SHORT PROBLEM :: Print all entries word for word.

DATA LISTING ::
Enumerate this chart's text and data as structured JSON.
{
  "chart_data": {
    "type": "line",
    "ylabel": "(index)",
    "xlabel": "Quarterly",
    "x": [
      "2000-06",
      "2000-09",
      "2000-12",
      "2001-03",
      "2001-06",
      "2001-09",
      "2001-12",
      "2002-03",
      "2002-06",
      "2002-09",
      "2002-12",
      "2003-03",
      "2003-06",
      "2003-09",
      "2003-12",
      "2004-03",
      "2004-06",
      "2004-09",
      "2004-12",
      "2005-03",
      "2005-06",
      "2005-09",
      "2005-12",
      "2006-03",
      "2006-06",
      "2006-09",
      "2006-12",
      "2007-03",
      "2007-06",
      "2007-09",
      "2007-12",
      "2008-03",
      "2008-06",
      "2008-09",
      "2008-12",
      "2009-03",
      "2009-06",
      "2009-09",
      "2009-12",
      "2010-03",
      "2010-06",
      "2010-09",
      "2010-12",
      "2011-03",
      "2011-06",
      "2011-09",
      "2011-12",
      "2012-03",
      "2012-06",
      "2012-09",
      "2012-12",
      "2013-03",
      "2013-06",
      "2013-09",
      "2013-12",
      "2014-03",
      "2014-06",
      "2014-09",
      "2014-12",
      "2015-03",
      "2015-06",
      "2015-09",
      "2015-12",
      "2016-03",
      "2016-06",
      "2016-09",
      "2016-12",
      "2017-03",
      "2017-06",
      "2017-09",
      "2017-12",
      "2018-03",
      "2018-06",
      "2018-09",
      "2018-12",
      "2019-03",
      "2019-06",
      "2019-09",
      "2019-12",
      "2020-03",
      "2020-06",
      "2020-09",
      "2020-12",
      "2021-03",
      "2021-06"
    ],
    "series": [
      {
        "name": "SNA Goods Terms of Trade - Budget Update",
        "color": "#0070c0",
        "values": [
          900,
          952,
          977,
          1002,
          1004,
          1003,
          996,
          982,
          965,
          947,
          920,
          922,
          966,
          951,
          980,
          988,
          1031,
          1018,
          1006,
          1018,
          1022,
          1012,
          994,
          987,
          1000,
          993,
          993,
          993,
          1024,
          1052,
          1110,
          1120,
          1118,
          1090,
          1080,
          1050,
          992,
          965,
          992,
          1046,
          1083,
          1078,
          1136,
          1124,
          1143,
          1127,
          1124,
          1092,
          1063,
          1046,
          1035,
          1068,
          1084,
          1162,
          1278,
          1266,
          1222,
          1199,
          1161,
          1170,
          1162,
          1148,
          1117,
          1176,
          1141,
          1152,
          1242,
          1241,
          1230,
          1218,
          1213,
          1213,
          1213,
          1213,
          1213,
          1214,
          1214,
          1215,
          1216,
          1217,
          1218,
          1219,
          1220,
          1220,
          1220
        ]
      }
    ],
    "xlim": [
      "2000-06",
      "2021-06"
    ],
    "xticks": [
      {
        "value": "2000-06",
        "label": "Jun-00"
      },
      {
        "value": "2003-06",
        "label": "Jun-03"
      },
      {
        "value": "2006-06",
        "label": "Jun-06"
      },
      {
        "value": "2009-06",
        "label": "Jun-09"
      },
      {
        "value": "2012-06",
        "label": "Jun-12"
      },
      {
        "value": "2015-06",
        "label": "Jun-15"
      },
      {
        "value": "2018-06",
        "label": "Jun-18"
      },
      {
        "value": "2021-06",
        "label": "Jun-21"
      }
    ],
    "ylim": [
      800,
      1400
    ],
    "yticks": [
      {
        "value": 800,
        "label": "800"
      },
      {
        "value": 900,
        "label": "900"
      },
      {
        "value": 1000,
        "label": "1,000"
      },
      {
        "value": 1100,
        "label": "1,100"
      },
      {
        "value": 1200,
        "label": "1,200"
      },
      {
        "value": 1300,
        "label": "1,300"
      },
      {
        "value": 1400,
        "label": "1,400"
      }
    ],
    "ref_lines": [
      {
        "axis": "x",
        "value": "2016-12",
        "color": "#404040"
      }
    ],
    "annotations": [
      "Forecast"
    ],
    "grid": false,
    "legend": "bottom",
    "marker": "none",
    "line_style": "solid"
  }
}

THE OUTPUT ::
Enumerate this chart's text and data as structured JSON.
{
  "chart_data": {
    "type": "line",
    "ylabel": "(index)",
    "xlabel": "Quarterly",
    "x": [
      "2000-06",
      "2000-09",
      "2000-12",
      "2001-03",
      "2001-06",
      "2001-09",
      "2001-12",
      "2002-03",
      "2002-06",
      "2002-09",
      "2002-12",
      "2003-03",
      "2003-06",
      "2003-09",
      "2003-12",
      "2004-03",
      "2004-06",
      "2004-09",
      "2004-12",
      "2005-03",
      "2005-06",
      "2005-09",
      "2005-12",
      "2006-03",
      "2006-06",
      "2006-09",
      "2006-12",
      "2007-03",
      "2007-06",
      "2007-09",
      "2007-12",
      "2008-03",
      "2008-06",
      "2008-09",
      "2008-12",
      "2009-03",
      "2009-06",
      "2009-09",
      "2009-12",
      "2010-03",
      "2010-06",
      "2010-09",
      "2010-12",
      "2011-03",
      "2011-06",
      "2011-09",
      "2011-12",
      "2012-03",
      "2012-06",
      "2012-09",
      "2012-12",
      "2013-03",
      "2013-06",
      "2013-09",
      "2013-12",
      "2014-03",
      "2014-06",
      "2014-09",
      "2014-12",
      "2015-03",
      "2015-06",
      "2015-09",
      "2015-12",
      "2016-03",
      "2016-06",
      "2016-09",
      "2016-12",
      "2017-03",
      "2017-06",
      "2017-09",
      "2017-12",
      "2018-03",
      "2018-06",
      "2018-09",
      "2018-12",
      "2019-03",
      "2019-06",
      "2019-09",
      "2019-12",
      "2020-03",
      "2020-06",
      "2020-09",
      "2020-12",
      "2021-03",
      "2021-06"
    ],
    "series": [
      {
        "name": "SNA Goods Terms of Trade - Budget Update",
        "color": "#0070c0",
        "values": [
          900,
          952,
          977,
          1002,
          1004,
          1003,
          996,
          982,
          965,
          947,
          920,
          922,
          966,
          951,
          980,
          988,
          1031,
          1018,
          1006,
          1018,
          1022,
          1012,
          994,
          987,
          1000,
          993,
          993,
          993,
          1024,
          1052,
          1110,
          1120,
          1118,
          1090,
          1080,
          1050,
          992,
          965,
          992,
          1046,
          1083,
          1078,
          1136,
          1124,
          1143,
          1127,
          1124,
          1092,
          1063,
          1046,
          1035,
          1068,
          1084,
          1162,
          1278,
          1266,
          1222,
          1199,
          1161,
          1170,
          1162,
          1148,
          1117,
          1176,
          1141,
          1152,
          1242,
          1241,
          1230,
          1218,
          1213,
          1213,
          1213,
          1213,
          1213,
          1214,
          1214,
          1215,
          1216,
          1217,
          1218,
          1219,
          1220,
          1220,
          1220
        ]
      }
    ],
    "xlim": [
      "2000-06",
      "2021-06"
    ],
    "xticks": [
      {
        "value": "2000-06",
        "label": "Jun-00"
      },
      {
        "value": "2003-06",
        "label": "Jun-03"
      },
      {
        "value": "2006-06",
        "label": "Jun-06"
      },
      {
        "value": "2009-06",
        "label": "Jun-09"
      },
      {
        "value": "2012-06",
        "label": "Jun-12"
      },
      {
        "value": "2015-06",
        "label": "Jun-15"
      },
      {
        "value": "2018-06",
        "label": "Jun-18"
      },
      {
        "value": "2021-06",
        "label": "Jun-21"
      }
    ],
    "ylim": [
      800,
      1400
    ],
    "yticks": [
      {
        "value": 800,
        "label": "800"
      },
      {
        "value": 900,
        "label": "900"
      },
      {
        "value": 1000,
        "label": "1,000"
      },
      {
        "value": 1100,
        "label": "1,100"
      },
      {
        "value": 1200,
        "label": "1,200"
      },
      {
        "value": 1300,
        "label": "1,300"
      },
      {
        "value": 1400,
        "label": "1,400"
      }
    ],
    "ref_lines": [
      {
        "axis": "x",
        "value": "2016-12",
        "color": "#404040"
      }
    ],
    "annotations": [
      "Forecast"
    ],
    "grid": false,
    "legend": "bottom",
    "marker": "none",
    "line_style": "solid"
  }
}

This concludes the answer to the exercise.